### TASK GOAL
Only the lines from the line containing "Read out every word on this page." to the end of the entries should be repeated, exactly as they appear.

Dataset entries
■ ■ ■ ■ ■
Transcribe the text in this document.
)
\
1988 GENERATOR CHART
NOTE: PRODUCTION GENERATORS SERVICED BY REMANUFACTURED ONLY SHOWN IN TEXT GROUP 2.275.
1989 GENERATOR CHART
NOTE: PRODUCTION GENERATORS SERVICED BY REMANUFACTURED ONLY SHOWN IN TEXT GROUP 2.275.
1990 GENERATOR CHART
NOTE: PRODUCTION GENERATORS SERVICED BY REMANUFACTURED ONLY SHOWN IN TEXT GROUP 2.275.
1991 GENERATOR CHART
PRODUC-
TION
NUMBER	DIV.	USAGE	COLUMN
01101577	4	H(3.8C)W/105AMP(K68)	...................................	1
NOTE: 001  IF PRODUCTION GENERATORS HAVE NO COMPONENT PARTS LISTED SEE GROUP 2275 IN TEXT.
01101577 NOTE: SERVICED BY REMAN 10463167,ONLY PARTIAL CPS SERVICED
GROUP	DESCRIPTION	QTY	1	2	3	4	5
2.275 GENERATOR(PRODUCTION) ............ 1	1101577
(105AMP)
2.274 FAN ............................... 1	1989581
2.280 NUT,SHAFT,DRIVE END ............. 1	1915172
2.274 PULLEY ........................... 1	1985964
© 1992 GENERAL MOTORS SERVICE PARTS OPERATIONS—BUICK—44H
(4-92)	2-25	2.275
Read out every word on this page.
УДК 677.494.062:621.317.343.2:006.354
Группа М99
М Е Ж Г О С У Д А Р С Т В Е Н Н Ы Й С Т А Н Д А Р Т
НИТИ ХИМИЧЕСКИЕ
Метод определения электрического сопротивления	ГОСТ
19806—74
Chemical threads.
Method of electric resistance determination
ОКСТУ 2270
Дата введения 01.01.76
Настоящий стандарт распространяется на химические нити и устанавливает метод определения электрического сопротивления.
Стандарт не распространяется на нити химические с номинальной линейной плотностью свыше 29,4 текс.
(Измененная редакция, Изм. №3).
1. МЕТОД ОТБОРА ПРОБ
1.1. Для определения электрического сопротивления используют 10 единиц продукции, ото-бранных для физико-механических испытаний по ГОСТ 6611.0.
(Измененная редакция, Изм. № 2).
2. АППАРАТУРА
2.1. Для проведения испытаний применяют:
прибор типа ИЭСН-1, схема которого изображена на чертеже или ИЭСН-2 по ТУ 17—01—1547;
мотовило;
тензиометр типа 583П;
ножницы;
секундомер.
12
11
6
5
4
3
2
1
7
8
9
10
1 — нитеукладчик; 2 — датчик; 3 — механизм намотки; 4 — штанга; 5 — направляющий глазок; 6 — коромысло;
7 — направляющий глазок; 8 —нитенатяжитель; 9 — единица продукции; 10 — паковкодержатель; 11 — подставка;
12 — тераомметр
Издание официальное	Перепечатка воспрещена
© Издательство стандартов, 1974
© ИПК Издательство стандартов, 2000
■ ■ ■ ■ ■
### WORKED SOLUTION
Read out every word on this page.
УДК 677.494.062:621.317.343.2:006.354
Группа М99
М Е Ж Г О С У Д А Р С Т В Е Н Н Ы Й С Т А Н Д А Р Т
НИТИ ХИМИЧЕСКИЕ
Метод определения электрического сопротивления	ГОСТ
19806—74
Chemical threads.
Method of electric resistance determination
ОКСТУ 2270
Дата введения 01.01.76
Настоящий стандарт распространяется на химические нити и устанавливает метод определения электрического сопротивления.
Стандарт не распространяется на нити химические с номинальной линейной плотностью свыше 29,4 текс.
(Измененная редакция, Изм. №3).
1. МЕТОД ОТБОРА ПРОБ
1.1. Для определения электрического сопротивления используют 10 единиц продукции, ото-бранных для физико-механических испытаний по ГОСТ 6611.0.
(Измененная редакция, Изм. № 2).
2. АППАРАТУРА
2.1. Для проведения испытаний применяют:
прибор типа ИЭСН-1, схема которого изображена на чертеже или ИЭСН-2 по ТУ 17—01—1547;
мотовило;
тензиометр типа 583П;
ножницы;
секундомер.
12
11
6
5
4
3
2
1
7
8
9
10
1 — нитеукладчик; 2 — датчик; 3 — механизм намотки; 4 — штанга; 5 — направляющий глазок; 6 — коромысло;
7 — направляющий глазок; 8 —нитенатяжитель; 9 — единица продукции; 10 — паковкодержатель; 11 — подставка;
12 — тераомметр
Издание официальное	Перепечатка воспрещена
© Издательство стандартов, 1974
© ИПК Издательство стандартов, 2000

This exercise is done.